-------- Dataset content --------

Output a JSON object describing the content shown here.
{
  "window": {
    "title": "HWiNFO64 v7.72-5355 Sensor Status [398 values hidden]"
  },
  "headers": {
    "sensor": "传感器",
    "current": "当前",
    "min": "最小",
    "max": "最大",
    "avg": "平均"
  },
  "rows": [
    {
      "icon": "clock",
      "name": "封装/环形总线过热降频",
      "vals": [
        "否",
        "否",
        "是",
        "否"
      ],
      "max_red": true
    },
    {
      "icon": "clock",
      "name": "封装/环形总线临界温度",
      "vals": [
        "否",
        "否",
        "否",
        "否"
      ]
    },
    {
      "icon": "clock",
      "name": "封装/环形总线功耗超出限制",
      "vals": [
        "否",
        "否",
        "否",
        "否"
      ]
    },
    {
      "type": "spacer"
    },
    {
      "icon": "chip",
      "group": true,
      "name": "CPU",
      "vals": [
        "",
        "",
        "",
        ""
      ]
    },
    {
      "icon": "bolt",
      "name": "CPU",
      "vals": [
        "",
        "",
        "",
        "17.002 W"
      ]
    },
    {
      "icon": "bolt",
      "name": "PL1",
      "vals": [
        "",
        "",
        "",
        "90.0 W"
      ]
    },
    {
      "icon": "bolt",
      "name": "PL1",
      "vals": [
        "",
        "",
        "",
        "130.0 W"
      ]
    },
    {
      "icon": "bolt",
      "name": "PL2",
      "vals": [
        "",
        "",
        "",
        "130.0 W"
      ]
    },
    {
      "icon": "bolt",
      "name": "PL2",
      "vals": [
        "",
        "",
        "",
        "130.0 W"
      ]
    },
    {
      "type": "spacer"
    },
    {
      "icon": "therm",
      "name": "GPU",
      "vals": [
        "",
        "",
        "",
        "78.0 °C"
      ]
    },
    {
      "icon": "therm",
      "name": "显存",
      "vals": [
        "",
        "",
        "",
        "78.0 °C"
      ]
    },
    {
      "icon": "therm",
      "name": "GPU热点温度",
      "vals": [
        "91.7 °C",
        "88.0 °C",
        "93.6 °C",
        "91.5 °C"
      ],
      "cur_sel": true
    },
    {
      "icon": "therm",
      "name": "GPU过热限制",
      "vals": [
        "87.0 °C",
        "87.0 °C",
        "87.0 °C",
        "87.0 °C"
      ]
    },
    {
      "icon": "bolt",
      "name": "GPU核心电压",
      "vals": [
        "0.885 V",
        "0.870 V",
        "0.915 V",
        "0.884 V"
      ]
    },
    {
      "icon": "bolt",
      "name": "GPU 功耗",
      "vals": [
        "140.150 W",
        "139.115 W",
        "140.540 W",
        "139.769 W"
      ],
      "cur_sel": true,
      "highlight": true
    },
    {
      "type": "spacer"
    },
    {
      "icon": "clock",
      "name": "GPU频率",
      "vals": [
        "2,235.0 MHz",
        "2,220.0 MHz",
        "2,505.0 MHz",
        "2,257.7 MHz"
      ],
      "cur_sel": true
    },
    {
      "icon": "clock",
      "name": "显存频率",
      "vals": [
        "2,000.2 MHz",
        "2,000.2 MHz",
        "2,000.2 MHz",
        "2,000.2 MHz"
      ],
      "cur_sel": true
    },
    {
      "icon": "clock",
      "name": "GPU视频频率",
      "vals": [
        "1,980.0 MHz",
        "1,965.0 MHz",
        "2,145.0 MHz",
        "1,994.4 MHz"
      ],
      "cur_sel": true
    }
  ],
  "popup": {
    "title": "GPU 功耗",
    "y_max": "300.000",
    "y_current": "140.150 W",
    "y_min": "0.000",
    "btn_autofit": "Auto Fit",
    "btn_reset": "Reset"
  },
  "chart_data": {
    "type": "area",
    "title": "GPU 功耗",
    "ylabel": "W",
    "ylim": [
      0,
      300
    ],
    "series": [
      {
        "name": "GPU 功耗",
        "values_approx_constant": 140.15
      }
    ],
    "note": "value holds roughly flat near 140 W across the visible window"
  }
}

--------

- _Required work_: Repeat all the entries word for word.

- _Exercise response_:
Output a JSON object describing the content shown here.
{
  "window": {
    "title": "HWiNFO64 v7.72-5355 Sensor Status [398 values hidden]"
  },
  "headers": {
    "sensor": "传感器",
    "current": "当前",
    "min": "最小",
    "max": "最大",
    "avg": "平均"
  },
  "rows": [
    {
      "icon": "clock",
      "name": "封装/环形总线过热降频",
      "vals": [
        "否",
        "否",
        "是",
        "否"
      ],
      "max_red": true
    },
    {
      "icon": "clock",
      "name": "封装/环形总线临界温度",
      "vals": [
        "否",
        "否",
        "否",
        "否"
      ]
    },
    {
      "icon": "clock",
      "name": "封装/环形总线功耗超出限制",
      "vals": [
        "否",
        "否",
        "否",
        "否"
      ]
    },
    {
      "type": "spacer"
    },
    {
      "icon": "chip",
      "group": true,
      "name": "CPU",
      "vals": [
        "",
        "",
        "",
        ""
      ]
    },
    {
      "icon": "bolt",
      "name": "CPU",
      "vals": [
        "",
        "",
        "",
        "17.002 W"
      ]
    },
    {
      "icon": "bolt",
      "name": "PL1",
      "vals": [
        "",
        "",
        "",
        "90.0 W"
      ]
    },
    {
      "icon": "bolt",
      "name": "PL1",
      "vals": [
        "",
        "",
        "",
        "130.0 W"
      ]
    },
    {
      "icon": "bolt",
      "name": "PL2",
      "vals": [
        "",
        "",
        "",
        "130.0 W"
      ]
    },
    {
      "icon": "bolt",
      "name": "PL2",
      "vals": [
        "",
        "",
        "",
        "130.0 W"
      ]
    },
    {
      "type": "spacer"
    },
    {
      "icon": "therm",
      "name": "GPU",
      "vals": [
        "",
        "",
        "",
        "78.0 °C"
      ]
    },
    {
      "icon": "therm",
      "name": "显存",
      "vals": [
        "",
        "",
        "",
        "78.0 °C"
      ]
    },
    {
      "icon": "therm",
      "name": "GPU热点温度",
      "vals": [
        "91.7 °C",
        "88.0 °C",
        "93.6 °C",
        "91.5 °C"
      ],
      "cur_sel": true
    },
    {
      "icon": "therm",
      "name": "GPU过热限制",
      "vals": [
        "87.0 °C",
        "87.0 °C",
        "87.0 °C",
        "87.0 °C"
      ]
    },
    {
      "icon": "bolt",
      "name": "GPU核心电压",
      "vals": [
        "0.885 V",
        "0.870 V",
        "0.915 V",
        "0.884 V"
      ]
    },
    {
      "icon": "bolt",
      "name": "GPU 功耗",
      "vals": [
        "140.150 W",
        "139.115 W",
        "140.540 W",
        "139.769 W"
      ],
      "cur_sel": true,
      "highlight": true
    },
    {
      "type": "spacer"
    },
    {
      "icon": "clock",
      "name": "GPU频率",
      "vals": [
        "2,235.0 MHz",
        "2,220.0 MHz",
        "2,505.0 MHz",
        "2,257.7 MHz"
      ],
      "cur_sel": true
    },
    {
      "icon": "clock",
      "name": "显存频率",
      "vals": [
        "2,000.2 MHz",
        "2,000.2 MHz",
        "2,000.2 MHz",
        "2,000.2 MHz"
      ],
      "cur_sel": true
    },
    {
      "icon": "clock",
      "name": "GPU视频频率",
      "vals": [
        "1,980.0 MHz",
        "1,965.0 MHz",
        "2,145.0 MHz",
        "1,994.4 MHz"
      ],
      "cur_sel": true
    }
  ],
  "popup": {
    "title": "GPU 功耗",
    "y_max": "300.000",
    "y_current": "140.150 W",
    "y_min": "0.000",
    "btn_autofit": "Auto Fit",
    "btn_reset": "Reset"
  },
  "chart_data": {
    "type": "area",
    "title": "GPU 功耗",
    "ylabel": "W",
    "ylim": [
      0,
      300
    ],
    "series": [
      {
        "name": "GPU 功耗",
        "values_approx_constant": 140.15
      }
    ],
    "note": "value holds roughly flat near 140 W across the visible window"
  }
}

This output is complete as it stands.